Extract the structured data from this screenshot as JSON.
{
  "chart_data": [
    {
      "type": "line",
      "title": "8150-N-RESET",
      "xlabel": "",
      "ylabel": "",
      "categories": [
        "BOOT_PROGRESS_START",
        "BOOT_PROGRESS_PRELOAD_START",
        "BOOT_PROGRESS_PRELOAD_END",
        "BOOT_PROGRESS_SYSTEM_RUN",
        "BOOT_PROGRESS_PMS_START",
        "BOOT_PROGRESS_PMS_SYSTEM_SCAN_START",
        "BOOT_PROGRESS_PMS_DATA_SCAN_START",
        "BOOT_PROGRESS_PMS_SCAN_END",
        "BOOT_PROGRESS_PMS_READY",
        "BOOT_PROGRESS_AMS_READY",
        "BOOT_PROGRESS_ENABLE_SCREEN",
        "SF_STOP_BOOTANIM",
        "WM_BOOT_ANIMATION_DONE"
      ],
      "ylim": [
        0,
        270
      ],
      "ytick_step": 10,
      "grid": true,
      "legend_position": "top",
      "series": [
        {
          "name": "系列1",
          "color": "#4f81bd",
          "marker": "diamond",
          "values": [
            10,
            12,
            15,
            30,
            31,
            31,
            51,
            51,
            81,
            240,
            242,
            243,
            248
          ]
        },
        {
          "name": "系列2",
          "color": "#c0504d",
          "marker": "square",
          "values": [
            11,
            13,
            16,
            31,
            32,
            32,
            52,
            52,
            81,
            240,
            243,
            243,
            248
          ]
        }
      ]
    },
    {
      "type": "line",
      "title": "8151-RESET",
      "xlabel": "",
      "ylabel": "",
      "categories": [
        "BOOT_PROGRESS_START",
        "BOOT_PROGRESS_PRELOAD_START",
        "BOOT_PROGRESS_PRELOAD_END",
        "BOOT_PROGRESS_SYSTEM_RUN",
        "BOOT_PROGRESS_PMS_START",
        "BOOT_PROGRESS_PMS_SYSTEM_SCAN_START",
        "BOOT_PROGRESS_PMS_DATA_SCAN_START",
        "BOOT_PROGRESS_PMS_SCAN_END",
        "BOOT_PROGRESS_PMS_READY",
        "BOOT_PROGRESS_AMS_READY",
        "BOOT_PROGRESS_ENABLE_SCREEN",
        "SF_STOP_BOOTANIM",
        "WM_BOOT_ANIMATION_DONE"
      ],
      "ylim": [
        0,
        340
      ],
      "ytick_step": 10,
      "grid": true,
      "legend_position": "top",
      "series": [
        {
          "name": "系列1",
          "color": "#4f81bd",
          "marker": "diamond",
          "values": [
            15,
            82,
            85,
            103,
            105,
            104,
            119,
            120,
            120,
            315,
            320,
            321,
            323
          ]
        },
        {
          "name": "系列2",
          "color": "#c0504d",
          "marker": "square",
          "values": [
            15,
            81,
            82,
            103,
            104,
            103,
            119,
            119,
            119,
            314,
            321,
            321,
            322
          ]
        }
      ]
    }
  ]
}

» **Requirements**:
Transcribe all the entries, keeping each one exactly as it is.

» **Task output**:
Extract the structured data from this screenshot as JSON.
{
  "chart_data": [
    {
      "type": "line",
      "title": "8150-N-RESET",
      "xlabel": "",
      "ylabel": "",
      "categories": [
        "BOOT_PROGRESS_START",
        "BOOT_PROGRESS_PRELOAD_START",
        "BOOT_PROGRESS_PRELOAD_END",
        "BOOT_PROGRESS_SYSTEM_RUN",
        "BOOT_PROGRESS_PMS_START",
        "BOOT_PROGRESS_PMS_SYSTEM_SCAN_START",
        "BOOT_PROGRESS_PMS_DATA_SCAN_START",
        "BOOT_PROGRESS_PMS_SCAN_END",
        "BOOT_PROGRESS_PMS_READY",
        "BOOT_PROGRESS_AMS_READY",
        "BOOT_PROGRESS_ENABLE_SCREEN",
        "SF_STOP_BOOTANIM",
        "WM_BOOT_ANIMATION_DONE"
      ],
      "ylim": [
        0,
        270
      ],
      "ytick_step": 10,
      "grid": true,
      "legend_position": "top",
      "series": [
        {
          "name": "系列1",
          "color": "#4f81bd",
          "marker": "diamond",
          "values": [
            10,
            12,
            15,
            30,
            31,
            31,
            51,
            51,
            81,
            240,
            242,
            243,
            248
          ]
        },
        {
          "name": "系列2",
          "color": "#c0504d",
          "marker": "square",
          "values": [
            11,
            13,
            16,
            31,
            32,
            32,
            52,
            52,
            81,
            240,
            243,
            243,
            248
          ]
        }
      ]
    },
    {
      "type": "line",
      "title": "8151-RESET",
      "xlabel": "",
      "ylabel": "",
      "categories": [
        "BOOT_PROGRESS_START",
        "BOOT_PROGRESS_PRELOAD_START",
        "BOOT_PROGRESS_PRELOAD_END",
        "BOOT_PROGRESS_SYSTEM_RUN",
        "BOOT_PROGRESS_PMS_START",
        "BOOT_PROGRESS_PMS_SYSTEM_SCAN_START",
        "BOOT_PROGRESS_PMS_DATA_SCAN_START",
        "BOOT_PROGRESS_PMS_SCAN_END",
        "BOOT_PROGRESS_PMS_READY",
        "BOOT_PROGRESS_AMS_READY",
        "BOOT_PROGRESS_ENABLE_SCREEN",
        "SF_STOP_BOOTANIM",
        "WM_BOOT_ANIMATION_DONE"
      ],
      "ylim": [
        0,
        340
      ],
      "ytick_step": 10,
      "grid": true,
      "legend_position": "top",
      "series": [
        {
          "name": "系列1",
          "color": "#4f81bd",
          "marker": "diamond",
          "values": [
            15,
            82,
            85,
            103,
            105,
            104,
            119,
            120,
            120,
            315,
            320,
            321,
            323
          ]
        },
        {
          "name": "系列2",
          "color": "#c0504d",
          "marker": "square",
          "values": [
            15,
            81,
            82,
            103,
            104,
            103,
            119,
            119,
            119,
            314,
            321,
            321,
            322
          ]
        }
      ]
    }
  ]
}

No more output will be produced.